== Source excerpt ==
..........

Notwithstanding anything to the contrary in this Agreement or any other Loan Documents (including Section 11.01 hereof), if the Administrative Agent determines (which determination shall be conclusive absent manifest error), or the Borrower or Required Lenders notify the Administrative Agent (with, in the case of the Required Lenders, a copy to Borrower) that the Borrower or Required Lenders (as applicable) have determined, that:
(a)    adequate and reasonable means do not exist for ascertaining LIBOR for any requested Interest Period because the LIBOR Screen Rate is not available or published on a current basis and such circumstances are unlikely to be temporary, or
(b)    the administrator of the LIBOR Screen Rate or a Governmental Authority having jurisdiction over the Administrative Agent has made a public statement identifying a specific date after which LIBOR or the LIBOR Screen Rate shall no longer be made available, or used for determining the interest rate of loans (such specific date, the “Scheduled Unavailability Date”), or

2

(c)    syndicated loans currently being executed, or that include language similar to that contained in this Section, are being executed or amended (as applicable) to incorporate or adopt a new benchmark interest rate to replace LIBOR,
then, reasonably promptly after such determination by the Administrative Agent or receipt by the Administrative Agent of such notice, as applicable,  the Administrative Agent and the Borrower may amend this Agreement to replace LIBOR with an alternate benchmark rate (including any mathematical or other adjustments to the benchmark (if any) incorporated therein), giving due consideration to any evolving or then existing convention for similar Dollar denominated syndicated credit facilities for such alternative benchmarks (any such proposed rate, a “LIBOR Successor Rate”), together with any proposed LIBOR Successor Rate Conforming Changes and any such amendment shall become effective at 5:00 p.m. on the fifth Business Day after the Administrative Agent shall have posted such proposed amendment to all Lenders and the Borrower unless, prior to such time, Lenders comprising the Required Lenders have delivered to the Administrative Agent written notice that such Required Lenders do not accept such amendment.  Such LIBOR Successor Rate shall be applied in a manner consistent with market practice; provided that to the extent such market practice is not administratively feasible for the Administrative Agent, such LIBOR Successor Rate shall be applied in a manner as otherwise reasonably determined by the Administrative Agent.
If no LIBOR Successor Rate has been determined and the circumstances under clause (a) above exist or the Scheduled Unavailability Date has occurred (as applicable), the Administrative Agent will promptly so notify the Borrower and each Lender.  Thereafter, (x) the obligation of the Lenders to make or maintain Eurodollar Rate Loans shall be suspended, (to the extent of the affected Eurodollar Rate Loans or Interest Periods), and (y) the Eurodollar Rate component shall no longer be utilized in determining the Base Rate.  Upon receipt of such notice, the Borrower may revoke any pending request for a Borrowing of, conversion to or continuation of Eurodollar Rate Loans (to the extent of the affected Eurodollar Rate Loans or Interest Periods) or, failing that, will be deemed to have converted such request into a request for a Borrowing of Base Rate Loans (subject to the foregoing clause (y)) in the amount specified therein.
Notwithstanding anything else herein, any definition of LIBOR Successor Rate shall provide that in no event shall such LIBOR Successor Rate be less than zero for purposes of this Agreement.

..........

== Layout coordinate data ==

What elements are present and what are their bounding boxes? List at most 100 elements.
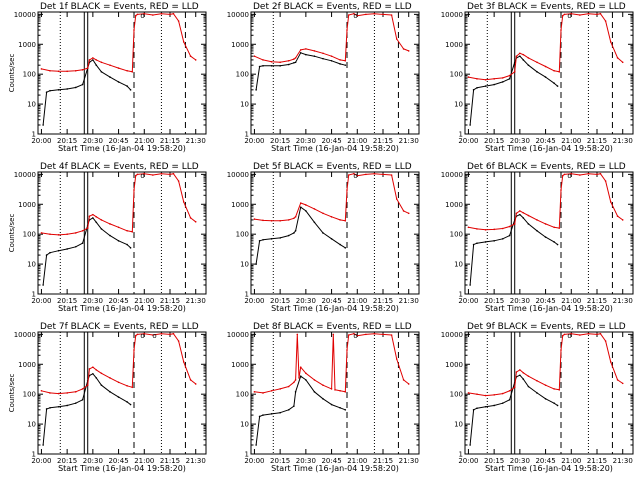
lld-point (599, 12, 602, 15)
lld-point (467, 392, 470, 394)
top-marker: o (353, 332, 357, 340)
x-tick-label: 21:00 (561, 457, 581, 465)
lld-point (395, 358, 398, 360)
lld-point (599, 172, 602, 175)
events-point (49, 407, 51, 409)
y-tick-label: 100 (23, 71, 36, 79)
y-tick-label: 100 (236, 71, 249, 79)
chart-title: Det 7f BLACK = Events, RED = LLD (40, 322, 199, 332)
lld-point (194, 383, 197, 385)
plot-frame (250, 331, 420, 455)
lld-point (294, 216, 297, 218)
lld-point (117, 226, 120, 229)
lld-point (515, 371, 518, 373)
lld-point (95, 216, 98, 218)
x-tick-label: 21:15 (160, 137, 180, 145)
y-tick-label: 10000 (227, 331, 249, 339)
lld-point (152, 14, 154, 16)
events-point (330, 403, 333, 406)
lld-point (305, 372, 307, 375)
y-tick-label: 10 (240, 261, 249, 269)
lld-point (330, 216, 333, 218)
lld-point (402, 379, 405, 381)
lld-point (587, 12, 590, 15)
x-axis-label: Start Time (16-Jan-04 19:58:20) (485, 464, 613, 473)
lld-point (40, 68, 43, 70)
events-point (484, 241, 487, 243)
events-point (501, 238, 504, 240)
x-tick-label: 20:45 (535, 457, 555, 465)
lld-point (86, 227, 89, 229)
lld-point (88, 215, 91, 217)
chart-panel-4: Det 4f BLACK = Events, RED = LLD 1 10 100 10… (8, 162, 207, 313)
events-point (42, 444, 44, 446)
lld-point (313, 208, 316, 210)
events-point (57, 249, 60, 252)
events-point (129, 247, 132, 249)
events-point (536, 71, 538, 73)
events-point (299, 375, 302, 377)
events-point (544, 236, 547, 238)
lld-point (467, 226, 470, 229)
series-lld-line (41, 13, 196, 73)
lld-point (40, 389, 43, 392)
events-point (544, 398, 547, 400)
events-point (42, 284, 44, 286)
lld-point (339, 389, 341, 392)
lld-point (508, 225, 511, 228)
lld-point (172, 332, 175, 335)
series-events-line (255, 52, 346, 90)
lld-point (407, 383, 410, 385)
lld-point (609, 41, 612, 43)
events-point (322, 57, 324, 60)
events-point (126, 243, 128, 246)
x-tick-label: 21:15 (587, 137, 607, 145)
events-point (45, 408, 48, 410)
lld-point (133, 189, 135, 191)
lld-point (305, 48, 307, 50)
lld-point (66, 70, 68, 73)
events-point (95, 221, 98, 224)
x-tick-label: 20:45 (535, 297, 555, 305)
events-point (294, 391, 297, 393)
lld-point (296, 333, 299, 336)
lld-point (172, 12, 175, 15)
events-point (109, 76, 111, 78)
lld-point (143, 332, 146, 335)
events-point (472, 409, 475, 411)
y-tick-label: 10 (454, 101, 463, 109)
chart-title: Det 1f BLACK = Events, RED = LLD (40, 2, 199, 12)
lld-point (81, 229, 84, 232)
x-tick-label: 21:30 (613, 457, 633, 465)
lld-point (522, 371, 525, 374)
lld-point (134, 334, 137, 337)
events-point (556, 243, 559, 246)
events-point (339, 407, 341, 409)
chart-panel-7: Det 7f BLACK = Events, RED = LLD 1 10 100 10… (8, 322, 207, 473)
lld-point (544, 65, 547, 68)
x-tick-label: 21:00 (347, 457, 367, 465)
y-tick-label: 1 (245, 451, 249, 459)
lld-point (330, 388, 333, 390)
y-tick-label: 10 (27, 261, 36, 269)
lld-point (353, 172, 355, 175)
events-point (45, 254, 48, 256)
lld-point (476, 228, 478, 230)
lld-point (134, 174, 137, 177)
y-tick-label: 10000 (14, 171, 36, 179)
y-tick-label: 10 (27, 421, 36, 429)
lld-point (558, 389, 561, 391)
lld-point (407, 212, 410, 215)
events-point (49, 251, 51, 254)
events-point (305, 210, 307, 212)
lld-point (131, 386, 134, 389)
lld-point (553, 226, 555, 229)
events-point (117, 81, 120, 83)
x-tick-label: 20:30 (83, 137, 103, 145)
events-point (109, 391, 111, 393)
x-tick-label: 20:45 (108, 137, 128, 145)
lld-point (356, 14, 359, 17)
events-point (519, 55, 521, 57)
events-point (522, 59, 525, 61)
events-point (536, 392, 538, 394)
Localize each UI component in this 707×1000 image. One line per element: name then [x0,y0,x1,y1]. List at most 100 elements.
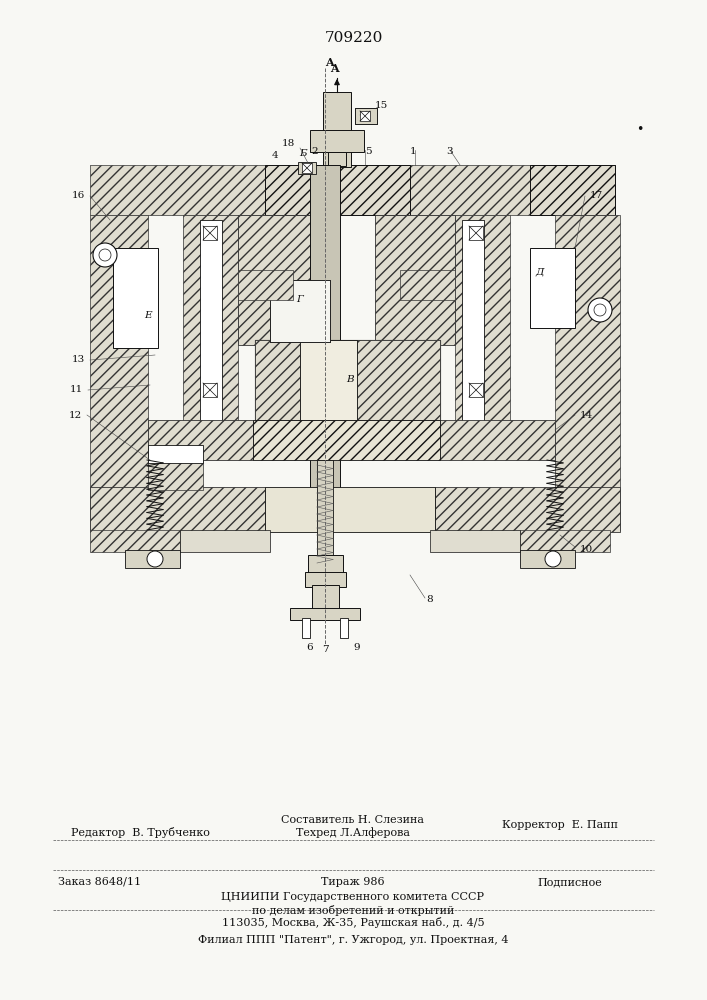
Text: Подписное: Подписное [537,877,602,887]
Circle shape [545,551,561,567]
Text: Г: Г [296,296,303,304]
Bar [203,383,217,397]
Bar [360,111,370,121]
Bar [125,550,180,568]
Bar [469,383,483,397]
Text: E: E [144,310,152,320]
Circle shape [594,304,606,316]
Text: 17: 17 [590,192,603,200]
Bar [310,130,364,152]
Text: Заказ 8648/11: Заказ 8648/11 [59,877,141,887]
Bar [400,270,455,300]
Text: 7: 7 [322,646,328,654]
Bar [323,92,351,167]
Bar [530,248,575,328]
Text: Филиал ППП "Патент", г. Ужгород, ул. Проектная, 4: Филиал ППП "Патент", г. Ужгород, ул. Про… [198,935,508,945]
Text: 2: 2 [312,147,318,156]
Bar [312,585,339,610]
Bar [290,608,360,620]
Bar [455,215,510,455]
Text: Тираж 986: Тираж 986 [321,877,385,887]
Text: 11: 11 [70,385,83,394]
Bar [183,215,238,455]
Text: 3: 3 [447,146,453,155]
Bar [148,445,203,463]
Bar [302,163,312,173]
Polygon shape [530,165,615,215]
Text: 5: 5 [365,147,371,156]
Bar [430,530,520,552]
Bar [203,226,217,240]
Bar [328,152,346,166]
Bar [340,618,348,638]
Bar [520,530,610,552]
Text: Д: Д [536,267,544,276]
Text: 9: 9 [354,644,361,652]
Circle shape [588,298,612,322]
Text: Составитель Н. Слезина: Составитель Н. Слезина [281,815,424,825]
Text: 12: 12 [69,410,82,420]
Bar [90,215,148,530]
Bar [302,618,310,638]
Text: A: A [325,57,333,68]
Text: Техред Л.Алферова: Техред Л.Алферова [296,828,410,838]
Bar [90,530,180,552]
Bar [255,340,440,420]
Bar [200,220,222,450]
Text: 14: 14 [580,410,593,420]
Text: по делам изобретений и открытий: по делам изобретений и открытий [252,904,454,916]
Bar [305,572,346,587]
Text: 13: 13 [71,356,85,364]
Bar [469,226,483,240]
Bar [180,530,270,552]
Bar [270,280,330,342]
Text: Корректор  Е. Папп: Корректор Е. Папп [502,820,618,830]
Text: A: A [329,63,339,74]
Text: В: В [346,375,354,384]
Bar [148,420,253,460]
Bar [555,215,620,530]
Text: 4: 4 [271,151,279,160]
Bar [265,487,435,532]
Text: ЦНИИПИ Государственного комитета СССР: ЦНИИПИ Государственного комитета СССР [221,892,484,902]
Bar [265,165,410,215]
Bar [375,215,455,345]
Circle shape [99,249,111,261]
Bar [462,220,484,450]
Text: 6: 6 [307,644,313,652]
Text: 10: 10 [580,546,593,554]
Bar [317,460,333,580]
Bar [90,165,265,215]
Text: 18: 18 [281,138,295,147]
Text: 709220: 709220 [325,31,383,45]
Text: 113035, Москва, Ж-35, Раушская наб., д. 4/5: 113035, Москва, Ж-35, Раушская наб., д. … [222,918,484,928]
Bar [300,340,357,420]
Bar [355,108,377,124]
Bar [113,248,158,348]
Bar [90,487,265,532]
Bar [440,420,555,460]
Text: Редактор  В. Трубченко: Редактор В. Трубченко [71,828,209,838]
Bar [310,165,340,525]
Bar [355,108,377,124]
Text: 16: 16 [71,192,85,200]
Bar [520,550,575,568]
Bar [238,270,293,300]
Text: •: • [636,123,643,136]
Text: 8: 8 [427,595,433,604]
Bar [148,460,203,490]
Circle shape [147,551,163,567]
Bar [270,280,330,342]
Bar [298,162,316,174]
Circle shape [93,243,117,267]
Text: Б: Б [299,148,307,157]
Bar [357,340,440,420]
Bar [435,487,620,532]
Text: 15: 15 [375,102,388,110]
Bar [255,340,300,420]
Bar [253,420,440,460]
Bar [238,215,318,345]
Bar [410,165,615,215]
Text: 1: 1 [409,146,416,155]
Bar [308,555,343,575]
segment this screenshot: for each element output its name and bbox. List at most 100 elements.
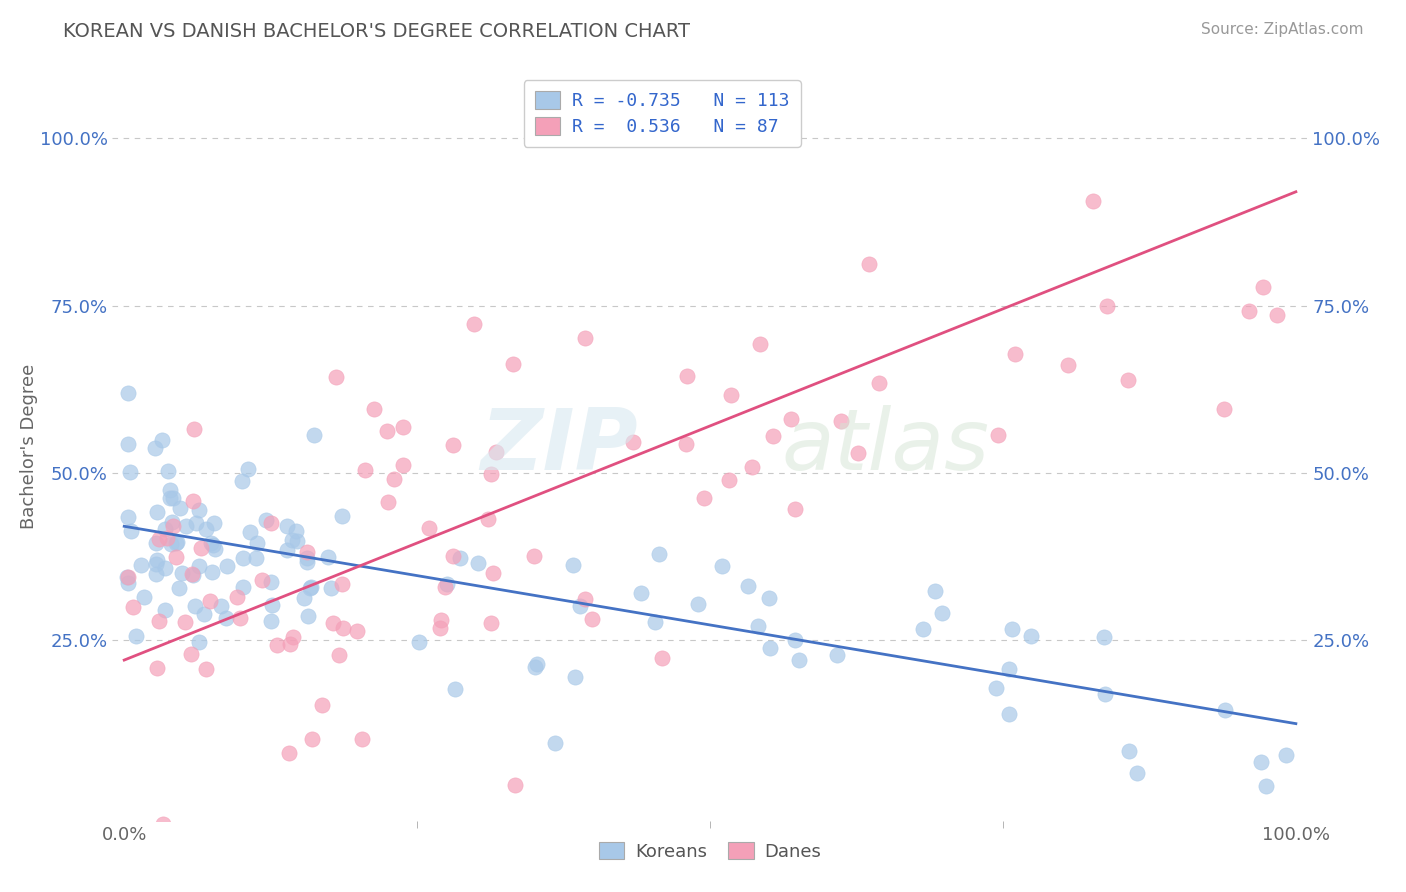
Point <box>183 599 205 613</box>
Point <box>174 518 197 533</box>
Point <box>202 538 225 552</box>
Point <box>186 516 208 530</box>
Point <box>675 437 697 451</box>
Point <box>281 630 304 644</box>
Point <box>129 558 152 572</box>
Point <box>408 635 430 649</box>
Point <box>153 522 176 536</box>
Point <box>162 516 184 530</box>
Point <box>157 464 180 478</box>
Point <box>429 621 451 635</box>
Point <box>190 541 212 556</box>
Point <box>188 502 211 516</box>
Point <box>117 569 139 583</box>
Point <box>165 549 187 564</box>
Text: KOREAN VS DANISH BACHELOR'S DEGREE CORRELATION CHART: KOREAN VS DANISH BACHELOR'S DEGREE CORRE… <box>63 22 690 41</box>
Point <box>503 778 526 792</box>
Point <box>1275 747 1298 762</box>
Point <box>153 560 176 574</box>
Point <box>239 525 262 540</box>
Point <box>226 591 249 605</box>
Point <box>231 474 253 488</box>
Point <box>245 551 267 566</box>
Point <box>297 550 319 565</box>
Point <box>325 369 347 384</box>
Point <box>1001 622 1024 636</box>
Point <box>651 650 673 665</box>
Point <box>623 434 645 449</box>
Point <box>280 637 302 651</box>
Point <box>523 659 546 673</box>
Point <box>377 495 399 509</box>
Point <box>382 472 405 486</box>
Point <box>429 613 451 627</box>
Point <box>145 557 167 571</box>
Point <box>748 337 770 351</box>
Point <box>301 732 323 747</box>
Point <box>718 473 741 487</box>
Point <box>238 462 260 476</box>
Point <box>392 420 415 434</box>
Point <box>132 590 155 604</box>
Point <box>215 611 238 625</box>
Point <box>354 463 377 477</box>
Point <box>780 412 803 426</box>
Point <box>741 460 763 475</box>
Point <box>302 427 325 442</box>
Point <box>912 622 935 636</box>
Point <box>124 629 146 643</box>
Point <box>299 580 322 594</box>
Point <box>1019 629 1042 643</box>
Point <box>266 639 288 653</box>
Point <box>281 533 304 548</box>
Point <box>148 614 170 628</box>
Point <box>146 553 169 567</box>
Point <box>1237 304 1260 318</box>
Point <box>328 648 350 663</box>
Point <box>783 501 806 516</box>
Point <box>246 536 269 550</box>
Point <box>747 618 769 632</box>
Point <box>321 581 343 595</box>
Point <box>122 600 145 615</box>
Point <box>858 257 880 271</box>
Point <box>295 545 318 559</box>
Point <box>162 519 184 533</box>
Point <box>155 603 177 617</box>
Point <box>145 441 167 455</box>
Point <box>762 429 785 443</box>
Point <box>169 501 191 516</box>
Point <box>352 732 374 747</box>
Point <box>145 536 167 550</box>
Point <box>825 648 848 662</box>
Legend: Koreans, Danes: Koreans, Danes <box>592 835 828 868</box>
Point <box>181 494 204 508</box>
Point <box>433 580 456 594</box>
Point <box>120 524 142 538</box>
Point <box>1094 630 1116 644</box>
Point <box>195 662 218 676</box>
Point <box>720 388 742 402</box>
Point <box>277 746 299 760</box>
Point <box>156 531 179 545</box>
Point <box>1254 50 1277 64</box>
Point <box>148 532 170 546</box>
Point <box>630 586 652 600</box>
Point <box>117 509 139 524</box>
Point <box>846 446 869 460</box>
Point <box>1094 687 1116 701</box>
Point <box>686 597 709 611</box>
Point <box>1251 280 1274 294</box>
Point <box>436 577 458 591</box>
Point <box>260 516 283 530</box>
Point <box>172 566 194 580</box>
Point <box>204 541 226 556</box>
Point <box>1213 703 1236 717</box>
Point <box>868 376 890 390</box>
Point <box>198 593 221 607</box>
Point <box>152 433 174 447</box>
Point <box>316 550 339 565</box>
Point <box>166 534 188 549</box>
Point <box>1118 373 1140 387</box>
Point <box>173 615 195 629</box>
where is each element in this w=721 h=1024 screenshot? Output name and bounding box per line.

..........

== Required tasks ==
A. Answer these three questions using the LIBOR replacement provision above the rows:
(i) What name does the provision give to the specific date after which LIBOR or the LIBOR Screen Rate will no longer be made available?
(ii) At what time does an amendment adopting a LIBOR Successor Rate become effective?
(iii) What is the lowest value that a LIBOR Successor Rate may have for purposes of the Agreement?
B. Continue the LIBOR replacement provision above the rows, starting after its final sentence.

== Answers below ==
A.
(i) The "Scheduled Unavailability Date."
(ii) At 5:00 p.m. on the fifth Business Day after the Administrative Agent has posted the proposed amendment to all Lenders and the Borrower, unless the Required Lenders deliver written notice before then that they do not accept it.
(iii) It may never be less than zero.

B.
(e)    A new clause (f) is hereby added to Section 5.12 of the Credit Agreement to read as follows:
(f)    The Borrower represents and warrants as of the First Amendment Effective Date that the Borrower is not and will not be using “plan assets” (within the meaning of 29 CFR § 2510.3-101, as modified by Section 3(42) of ERISA or otherwise) of one or more Benefit Plans in connection with the Loans, the Letters of Credit or the Commitments.
(f)    Section 5.15 of the Credit Agreement is hereby amended by adding the following text at the end of such section:
As of the First Amendment Effective Date, the information included in the Beneficial Ownership Certification (if required) is true and correct in all respects.

(g)    In Section 6.02 of the Credit Agreement, (i) the “; and” at the end of clause (g) is hereby amended to read “;”, (ii) the “.” at the end of clause (h) is hereby amended to read “; and” and (iii) a new clause (i) is hereby added to read as follows:

3

(i)    promptly following any request therefor, information and documentation reasonably requested by the Administrative Agent or any Lender for purposes of compliance with applicable “know your customer” and anti-money-laundering rules and regulations, including, without limitation, the PATRIOT Act and the Beneficial Ownership Regulation.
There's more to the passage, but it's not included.